*Task requirements:*
Below is a set of records; restate each one word for word.

=-=-=-=-=

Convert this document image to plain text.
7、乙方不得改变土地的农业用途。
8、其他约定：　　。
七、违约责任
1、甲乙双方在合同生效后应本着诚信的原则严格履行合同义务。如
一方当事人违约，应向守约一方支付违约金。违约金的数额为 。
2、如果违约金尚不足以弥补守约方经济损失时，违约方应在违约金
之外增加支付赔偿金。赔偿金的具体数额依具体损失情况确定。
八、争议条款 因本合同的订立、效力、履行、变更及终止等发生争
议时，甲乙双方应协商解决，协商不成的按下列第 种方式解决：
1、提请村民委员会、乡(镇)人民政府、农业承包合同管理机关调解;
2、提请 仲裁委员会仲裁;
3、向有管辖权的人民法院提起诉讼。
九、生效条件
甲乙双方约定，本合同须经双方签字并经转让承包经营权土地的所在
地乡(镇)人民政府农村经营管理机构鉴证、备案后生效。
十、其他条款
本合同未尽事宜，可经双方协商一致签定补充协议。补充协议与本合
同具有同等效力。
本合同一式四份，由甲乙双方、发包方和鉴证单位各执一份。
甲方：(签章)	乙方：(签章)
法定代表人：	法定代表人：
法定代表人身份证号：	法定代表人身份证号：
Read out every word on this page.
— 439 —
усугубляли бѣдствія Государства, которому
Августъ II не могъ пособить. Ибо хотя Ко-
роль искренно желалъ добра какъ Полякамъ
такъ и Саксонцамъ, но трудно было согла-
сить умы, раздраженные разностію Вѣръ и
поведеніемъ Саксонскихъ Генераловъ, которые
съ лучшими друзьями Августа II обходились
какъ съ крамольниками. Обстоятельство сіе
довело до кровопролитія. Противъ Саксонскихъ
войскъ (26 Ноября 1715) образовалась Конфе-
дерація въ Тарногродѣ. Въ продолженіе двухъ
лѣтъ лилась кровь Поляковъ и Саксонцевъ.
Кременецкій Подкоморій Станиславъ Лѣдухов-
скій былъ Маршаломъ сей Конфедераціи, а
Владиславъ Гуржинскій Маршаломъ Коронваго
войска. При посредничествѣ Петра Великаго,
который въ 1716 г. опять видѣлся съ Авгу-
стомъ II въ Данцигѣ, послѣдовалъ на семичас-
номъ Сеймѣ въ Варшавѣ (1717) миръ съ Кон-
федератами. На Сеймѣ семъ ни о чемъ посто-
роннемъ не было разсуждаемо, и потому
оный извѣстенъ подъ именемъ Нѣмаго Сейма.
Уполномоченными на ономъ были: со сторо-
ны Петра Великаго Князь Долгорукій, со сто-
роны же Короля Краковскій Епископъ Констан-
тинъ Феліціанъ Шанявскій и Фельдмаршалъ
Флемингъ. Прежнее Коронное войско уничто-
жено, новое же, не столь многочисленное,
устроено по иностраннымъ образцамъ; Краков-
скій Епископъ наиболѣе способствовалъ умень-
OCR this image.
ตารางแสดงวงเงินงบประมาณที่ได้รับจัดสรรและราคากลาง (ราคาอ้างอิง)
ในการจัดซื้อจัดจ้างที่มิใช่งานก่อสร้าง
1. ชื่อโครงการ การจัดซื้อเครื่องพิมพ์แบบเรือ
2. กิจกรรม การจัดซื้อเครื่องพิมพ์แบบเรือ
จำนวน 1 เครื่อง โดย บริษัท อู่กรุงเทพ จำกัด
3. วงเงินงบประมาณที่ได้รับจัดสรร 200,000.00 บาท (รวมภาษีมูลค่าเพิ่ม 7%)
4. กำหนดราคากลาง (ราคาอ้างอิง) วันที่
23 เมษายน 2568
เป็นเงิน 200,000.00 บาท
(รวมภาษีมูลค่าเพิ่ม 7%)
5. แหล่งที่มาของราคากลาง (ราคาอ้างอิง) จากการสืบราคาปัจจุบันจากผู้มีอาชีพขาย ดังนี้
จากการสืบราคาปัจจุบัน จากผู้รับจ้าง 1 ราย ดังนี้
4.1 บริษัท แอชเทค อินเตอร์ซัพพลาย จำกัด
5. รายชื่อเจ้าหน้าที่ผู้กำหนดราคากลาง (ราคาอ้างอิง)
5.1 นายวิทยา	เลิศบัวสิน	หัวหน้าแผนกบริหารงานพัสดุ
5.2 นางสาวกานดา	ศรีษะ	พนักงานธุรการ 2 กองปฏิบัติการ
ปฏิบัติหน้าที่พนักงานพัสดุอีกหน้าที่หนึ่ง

=-=-=-=-=

*The result:*
Convert this document image to plain text.
7、乙方不得改变土地的农业用途。
8、其他约定：　　。
七、违约责任
1、甲乙双方在合同生效后应本着诚信的原则严格履行合同义务。如
一方当事人违约，应向守约一方支付违约金。违约金的数额为 。
2、如果违约金尚不足以弥补守约方经济损失时，违约方应在违约金
之外增加支付赔偿金。赔偿金的具体数额依具体损失情况确定。
八、争议条款 因本合同的订立、效力、履行、变更及终止等发生争
议时，甲乙双方应协商解决，协商不成的按下列第 种方式解决：
1、提请村民委员会、乡(镇)人民政府、农业承包合同管理机关调解;
2、提请 仲裁委员会仲裁;
3、向有管辖权的人民法院提起诉讼。
九、生效条件
甲乙双方约定，本合同须经双方签字并经转让承包经营权土地的所在
地乡(镇)人民政府农村经营管理机构鉴证、备案后生效。
十、其他条款
本合同未尽事宜，可经双方协商一致签定补充协议。补充协议与本合
同具有同等效力。
本合同一式四份，由甲乙双方、发包方和鉴证单位各执一份。
甲方：(签章)	乙方：(签章)
法定代表人：	法定代表人：
法定代表人身份证号：	法定代表人身份证号：
Read out every word on this page.
— 439 —
усугубляли бѣдствія Государства, которому
Августъ II не могъ пособить. Ибо хотя Ко-
роль искренно желалъ добра какъ Полякамъ
такъ и Саксонцамъ, но трудно было согла-
сить умы, раздраженные разностію Вѣръ и
поведеніемъ Саксонскихъ Генераловъ, которые
съ лучшими друзьями Августа II обходились
какъ съ крамольниками. Обстоятельство сіе
довело до кровопролитія. Противъ Саксонскихъ
войскъ (26 Ноября 1715) образовалась Конфе-
дерація въ Тарногродѣ. Въ продолженіе двухъ
лѣтъ лилась кровь Поляковъ и Саксонцевъ.
Кременецкій Подкоморій Станиславъ Лѣдухов-
скій былъ Маршаломъ сей Конфедераціи, а
Владиславъ Гуржинскій Маршаломъ Коронваго
войска. При посредничествѣ Петра Великаго,
который въ 1716 г. опять видѣлся съ Авгу-
стомъ II въ Данцигѣ, послѣдовалъ на семичас-
номъ Сеймѣ въ Варшавѣ (1717) миръ съ Кон-
федератами. На Сеймѣ семъ ни о чемъ посто-
роннемъ не было разсуждаемо, и потому
оный извѣстенъ подъ именемъ Нѣмаго Сейма.
Уполномоченными на ономъ были: со сторо-
ны Петра Великаго Князь Долгорукій, со сто-
роны же Короля Краковскій Епископъ Констан-
тинъ Феліціанъ Шанявскій и Фельдмаршалъ
Флемингъ. Прежнее Коронное войско уничто-
жено, новое же, не столь многочисленное,
устроено по иностраннымъ образцамъ; Краков-
скій Епископъ наиболѣе способствовалъ умень-
OCR this image.
ตารางแสดงวงเงินงบประมาณที่ได้รับจัดสรรและราคากลาง (ราคาอ้างอิง)
ในการจัดซื้อจัดจ้างที่มิใช่งานก่อสร้าง
1. ชื่อโครงการ การจัดซื้อเครื่องพิมพ์แบบเรือ
2. กิจกรรม การจัดซื้อเครื่องพิมพ์แบบเรือ
จำนวน 1 เครื่อง โดย บริษัท อู่กรุงเทพ จำกัด
3. วงเงินงบประมาณที่ได้รับจัดสรร 200,000.00 บาท (รวมภาษีมูลค่าเพิ่ม 7%)
4. กำหนดราคากลาง (ราคาอ้างอิง) วันที่
23 เมษายน 2568
เป็นเงิน 200,000.00 บาท
(รวมภาษีมูลค่าเพิ่ม 7%)
5. แหล่งที่มาของราคากลาง (ราคาอ้างอิง) จากการสืบราคาปัจจุบันจากผู้มีอาชีพขาย ดังนี้
จากการสืบราคาปัจจุบัน จากผู้รับจ้าง 1 ราย ดังนี้
4.1 บริษัท แอชเทค อินเตอร์ซัพพลาย จำกัด
5. รายชื่อเจ้าหน้าที่ผู้กำหนดราคากลาง (ราคาอ้างอิง)
5.1 นายวิทยา	เลิศบัวสิน	หัวหน้าแผนกบริหารงานพัสดุ
5.2 นางสาวกานดา	ศรีษะ	พนักงานธุรการ 2 กองปฏิบัติการ
ปฏิบัติหน้าที่พนักงานพัสดุอีกหน้าที่หนึ่ง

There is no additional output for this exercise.